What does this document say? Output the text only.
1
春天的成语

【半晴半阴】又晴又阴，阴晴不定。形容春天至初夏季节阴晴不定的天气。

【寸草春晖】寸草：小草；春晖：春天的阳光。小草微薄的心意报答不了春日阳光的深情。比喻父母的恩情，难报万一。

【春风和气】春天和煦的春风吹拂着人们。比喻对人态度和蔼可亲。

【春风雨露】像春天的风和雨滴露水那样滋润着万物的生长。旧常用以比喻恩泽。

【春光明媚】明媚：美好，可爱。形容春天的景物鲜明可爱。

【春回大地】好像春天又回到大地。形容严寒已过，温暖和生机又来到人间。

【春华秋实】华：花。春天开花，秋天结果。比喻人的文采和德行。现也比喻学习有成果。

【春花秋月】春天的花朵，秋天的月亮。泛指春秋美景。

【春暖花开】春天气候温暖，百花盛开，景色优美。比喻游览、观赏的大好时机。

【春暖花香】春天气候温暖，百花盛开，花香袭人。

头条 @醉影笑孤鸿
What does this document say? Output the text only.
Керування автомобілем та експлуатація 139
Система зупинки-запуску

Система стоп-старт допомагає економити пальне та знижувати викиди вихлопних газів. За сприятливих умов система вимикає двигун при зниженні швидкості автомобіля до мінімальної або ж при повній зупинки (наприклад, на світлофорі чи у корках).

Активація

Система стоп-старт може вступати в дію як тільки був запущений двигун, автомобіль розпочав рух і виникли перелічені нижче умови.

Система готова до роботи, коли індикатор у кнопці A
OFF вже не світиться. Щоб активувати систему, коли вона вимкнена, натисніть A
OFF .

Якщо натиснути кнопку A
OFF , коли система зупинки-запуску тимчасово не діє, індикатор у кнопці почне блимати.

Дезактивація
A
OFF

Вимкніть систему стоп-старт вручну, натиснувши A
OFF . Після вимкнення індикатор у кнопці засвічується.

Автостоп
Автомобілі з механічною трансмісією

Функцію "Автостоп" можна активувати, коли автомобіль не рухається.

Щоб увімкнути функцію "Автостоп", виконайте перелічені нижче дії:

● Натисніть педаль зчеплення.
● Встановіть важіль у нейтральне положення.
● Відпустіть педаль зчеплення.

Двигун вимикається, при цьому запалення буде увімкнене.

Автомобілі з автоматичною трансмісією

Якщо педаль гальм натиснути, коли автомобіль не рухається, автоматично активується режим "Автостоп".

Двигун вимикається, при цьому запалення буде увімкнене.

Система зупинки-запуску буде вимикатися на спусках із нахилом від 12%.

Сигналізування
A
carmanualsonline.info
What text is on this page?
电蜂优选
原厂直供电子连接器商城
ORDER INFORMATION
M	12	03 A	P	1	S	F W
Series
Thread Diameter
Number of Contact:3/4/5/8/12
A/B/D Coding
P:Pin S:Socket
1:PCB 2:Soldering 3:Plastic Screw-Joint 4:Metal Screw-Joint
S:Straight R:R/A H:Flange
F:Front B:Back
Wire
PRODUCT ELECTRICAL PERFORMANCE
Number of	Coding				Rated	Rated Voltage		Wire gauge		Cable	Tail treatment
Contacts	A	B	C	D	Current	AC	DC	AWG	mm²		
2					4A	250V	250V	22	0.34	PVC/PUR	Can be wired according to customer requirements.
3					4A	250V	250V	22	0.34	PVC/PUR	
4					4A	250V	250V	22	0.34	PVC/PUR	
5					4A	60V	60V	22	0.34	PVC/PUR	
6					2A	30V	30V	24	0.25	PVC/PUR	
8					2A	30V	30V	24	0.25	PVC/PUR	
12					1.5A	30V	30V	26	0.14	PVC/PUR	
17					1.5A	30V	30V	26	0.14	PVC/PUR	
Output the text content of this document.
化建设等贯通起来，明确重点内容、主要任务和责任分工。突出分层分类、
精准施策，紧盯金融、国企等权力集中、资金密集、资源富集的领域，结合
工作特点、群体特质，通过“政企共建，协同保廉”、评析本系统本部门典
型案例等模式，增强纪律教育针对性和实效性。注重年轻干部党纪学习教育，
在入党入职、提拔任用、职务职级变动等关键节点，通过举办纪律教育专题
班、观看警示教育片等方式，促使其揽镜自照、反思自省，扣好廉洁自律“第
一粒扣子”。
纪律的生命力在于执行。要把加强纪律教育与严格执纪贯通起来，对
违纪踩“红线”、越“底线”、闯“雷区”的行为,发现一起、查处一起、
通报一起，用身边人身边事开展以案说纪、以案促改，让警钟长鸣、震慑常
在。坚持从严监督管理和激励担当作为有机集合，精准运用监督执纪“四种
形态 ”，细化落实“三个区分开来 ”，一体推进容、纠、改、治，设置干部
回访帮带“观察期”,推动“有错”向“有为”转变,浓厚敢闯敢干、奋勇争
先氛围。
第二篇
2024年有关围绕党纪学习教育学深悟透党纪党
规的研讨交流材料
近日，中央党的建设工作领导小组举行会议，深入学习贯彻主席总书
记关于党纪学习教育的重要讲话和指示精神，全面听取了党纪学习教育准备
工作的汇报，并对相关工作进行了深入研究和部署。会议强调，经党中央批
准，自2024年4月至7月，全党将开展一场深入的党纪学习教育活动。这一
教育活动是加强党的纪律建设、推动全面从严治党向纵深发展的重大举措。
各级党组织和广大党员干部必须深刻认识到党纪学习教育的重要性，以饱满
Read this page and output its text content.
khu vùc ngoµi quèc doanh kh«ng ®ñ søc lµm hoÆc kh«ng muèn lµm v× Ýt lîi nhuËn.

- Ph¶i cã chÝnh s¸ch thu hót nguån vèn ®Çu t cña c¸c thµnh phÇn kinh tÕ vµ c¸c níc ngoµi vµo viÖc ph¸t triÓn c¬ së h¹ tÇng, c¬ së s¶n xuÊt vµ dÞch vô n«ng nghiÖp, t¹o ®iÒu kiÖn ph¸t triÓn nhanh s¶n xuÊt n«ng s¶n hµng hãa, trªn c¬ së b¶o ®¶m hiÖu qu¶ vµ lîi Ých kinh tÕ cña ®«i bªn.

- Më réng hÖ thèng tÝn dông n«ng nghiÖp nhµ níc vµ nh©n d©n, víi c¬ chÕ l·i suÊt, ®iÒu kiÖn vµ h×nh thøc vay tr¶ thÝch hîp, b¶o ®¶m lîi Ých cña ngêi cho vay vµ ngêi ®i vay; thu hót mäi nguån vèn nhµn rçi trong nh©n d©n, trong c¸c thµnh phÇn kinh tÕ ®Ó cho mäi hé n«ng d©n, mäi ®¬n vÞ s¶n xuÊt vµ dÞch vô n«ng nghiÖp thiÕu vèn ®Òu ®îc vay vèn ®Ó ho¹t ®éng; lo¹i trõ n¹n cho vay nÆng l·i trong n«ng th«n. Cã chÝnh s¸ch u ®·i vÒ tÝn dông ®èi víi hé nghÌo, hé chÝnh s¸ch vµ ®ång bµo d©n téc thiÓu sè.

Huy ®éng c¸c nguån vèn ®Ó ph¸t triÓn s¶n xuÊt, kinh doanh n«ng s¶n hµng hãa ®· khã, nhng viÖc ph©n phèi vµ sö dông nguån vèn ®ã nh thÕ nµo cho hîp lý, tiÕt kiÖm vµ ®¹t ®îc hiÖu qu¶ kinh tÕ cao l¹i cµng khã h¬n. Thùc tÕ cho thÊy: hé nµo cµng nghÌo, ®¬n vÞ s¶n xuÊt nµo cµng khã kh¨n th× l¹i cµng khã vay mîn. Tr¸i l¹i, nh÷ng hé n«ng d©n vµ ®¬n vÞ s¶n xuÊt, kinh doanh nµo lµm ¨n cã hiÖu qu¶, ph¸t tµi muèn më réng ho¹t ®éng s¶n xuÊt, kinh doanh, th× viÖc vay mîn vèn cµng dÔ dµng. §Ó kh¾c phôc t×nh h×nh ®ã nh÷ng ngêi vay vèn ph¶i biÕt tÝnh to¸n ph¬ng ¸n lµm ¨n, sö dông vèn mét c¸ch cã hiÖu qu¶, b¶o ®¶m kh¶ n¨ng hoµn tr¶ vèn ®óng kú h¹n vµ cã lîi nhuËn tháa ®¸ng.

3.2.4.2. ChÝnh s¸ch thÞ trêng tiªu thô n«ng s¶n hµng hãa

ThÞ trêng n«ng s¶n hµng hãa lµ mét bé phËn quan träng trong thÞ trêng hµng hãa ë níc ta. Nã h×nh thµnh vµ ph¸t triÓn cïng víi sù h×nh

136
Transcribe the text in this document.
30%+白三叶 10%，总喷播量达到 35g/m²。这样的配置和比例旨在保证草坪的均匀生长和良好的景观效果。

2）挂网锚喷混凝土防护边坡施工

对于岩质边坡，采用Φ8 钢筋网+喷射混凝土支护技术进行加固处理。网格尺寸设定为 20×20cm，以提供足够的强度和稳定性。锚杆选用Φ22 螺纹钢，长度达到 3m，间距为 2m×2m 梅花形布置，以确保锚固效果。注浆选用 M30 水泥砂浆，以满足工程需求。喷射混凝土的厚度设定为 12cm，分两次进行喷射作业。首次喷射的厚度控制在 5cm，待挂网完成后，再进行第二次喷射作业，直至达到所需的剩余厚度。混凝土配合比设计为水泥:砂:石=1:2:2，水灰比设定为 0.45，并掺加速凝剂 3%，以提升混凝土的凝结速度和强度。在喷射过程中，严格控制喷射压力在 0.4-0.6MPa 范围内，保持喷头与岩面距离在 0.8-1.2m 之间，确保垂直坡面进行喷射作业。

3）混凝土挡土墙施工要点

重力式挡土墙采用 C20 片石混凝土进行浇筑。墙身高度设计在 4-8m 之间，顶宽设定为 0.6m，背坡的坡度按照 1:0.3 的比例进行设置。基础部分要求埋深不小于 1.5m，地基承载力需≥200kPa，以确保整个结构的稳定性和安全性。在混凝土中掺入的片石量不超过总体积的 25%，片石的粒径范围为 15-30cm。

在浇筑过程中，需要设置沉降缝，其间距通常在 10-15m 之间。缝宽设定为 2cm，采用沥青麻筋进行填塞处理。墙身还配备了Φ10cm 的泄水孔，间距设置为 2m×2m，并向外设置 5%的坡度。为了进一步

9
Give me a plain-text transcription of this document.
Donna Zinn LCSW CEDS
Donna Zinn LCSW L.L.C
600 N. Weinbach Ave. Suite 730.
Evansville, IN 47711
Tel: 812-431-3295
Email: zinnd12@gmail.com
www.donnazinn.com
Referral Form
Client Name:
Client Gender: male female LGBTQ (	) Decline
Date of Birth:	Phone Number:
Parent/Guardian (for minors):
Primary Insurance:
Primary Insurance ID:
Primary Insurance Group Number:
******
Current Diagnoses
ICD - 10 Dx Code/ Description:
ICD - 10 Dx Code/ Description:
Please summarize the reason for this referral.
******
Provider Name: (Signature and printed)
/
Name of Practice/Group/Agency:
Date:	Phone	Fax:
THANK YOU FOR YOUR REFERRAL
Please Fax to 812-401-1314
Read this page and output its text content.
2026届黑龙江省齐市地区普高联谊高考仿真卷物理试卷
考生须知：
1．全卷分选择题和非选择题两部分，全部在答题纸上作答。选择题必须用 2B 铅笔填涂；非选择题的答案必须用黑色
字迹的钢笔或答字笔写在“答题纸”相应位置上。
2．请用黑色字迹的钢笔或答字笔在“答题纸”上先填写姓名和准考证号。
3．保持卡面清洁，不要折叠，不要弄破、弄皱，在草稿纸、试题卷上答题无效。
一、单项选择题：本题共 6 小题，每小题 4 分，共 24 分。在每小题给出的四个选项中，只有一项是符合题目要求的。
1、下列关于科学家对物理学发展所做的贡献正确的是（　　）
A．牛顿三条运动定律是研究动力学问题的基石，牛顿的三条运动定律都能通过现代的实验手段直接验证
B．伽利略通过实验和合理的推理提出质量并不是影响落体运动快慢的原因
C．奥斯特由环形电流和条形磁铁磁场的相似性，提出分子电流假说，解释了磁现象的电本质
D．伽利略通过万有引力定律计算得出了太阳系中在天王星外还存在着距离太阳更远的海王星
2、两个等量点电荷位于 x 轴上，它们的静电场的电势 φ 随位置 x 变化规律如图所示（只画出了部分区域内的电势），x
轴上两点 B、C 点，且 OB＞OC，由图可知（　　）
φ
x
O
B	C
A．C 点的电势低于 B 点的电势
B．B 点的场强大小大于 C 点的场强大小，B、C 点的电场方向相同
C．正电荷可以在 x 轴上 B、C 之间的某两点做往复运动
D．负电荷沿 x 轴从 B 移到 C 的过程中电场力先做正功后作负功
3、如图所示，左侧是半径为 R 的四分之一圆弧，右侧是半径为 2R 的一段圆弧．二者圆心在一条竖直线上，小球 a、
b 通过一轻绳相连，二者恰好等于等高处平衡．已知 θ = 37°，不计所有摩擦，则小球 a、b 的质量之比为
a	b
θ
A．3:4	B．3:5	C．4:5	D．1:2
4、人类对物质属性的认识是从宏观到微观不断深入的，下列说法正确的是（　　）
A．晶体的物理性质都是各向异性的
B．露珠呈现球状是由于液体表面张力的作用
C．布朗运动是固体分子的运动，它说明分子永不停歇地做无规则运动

......

**WORK TO DO**:
Tell how many lines contain the word "запуску", using only the number.

**RESULT FOR THIS EXERCISE**:
3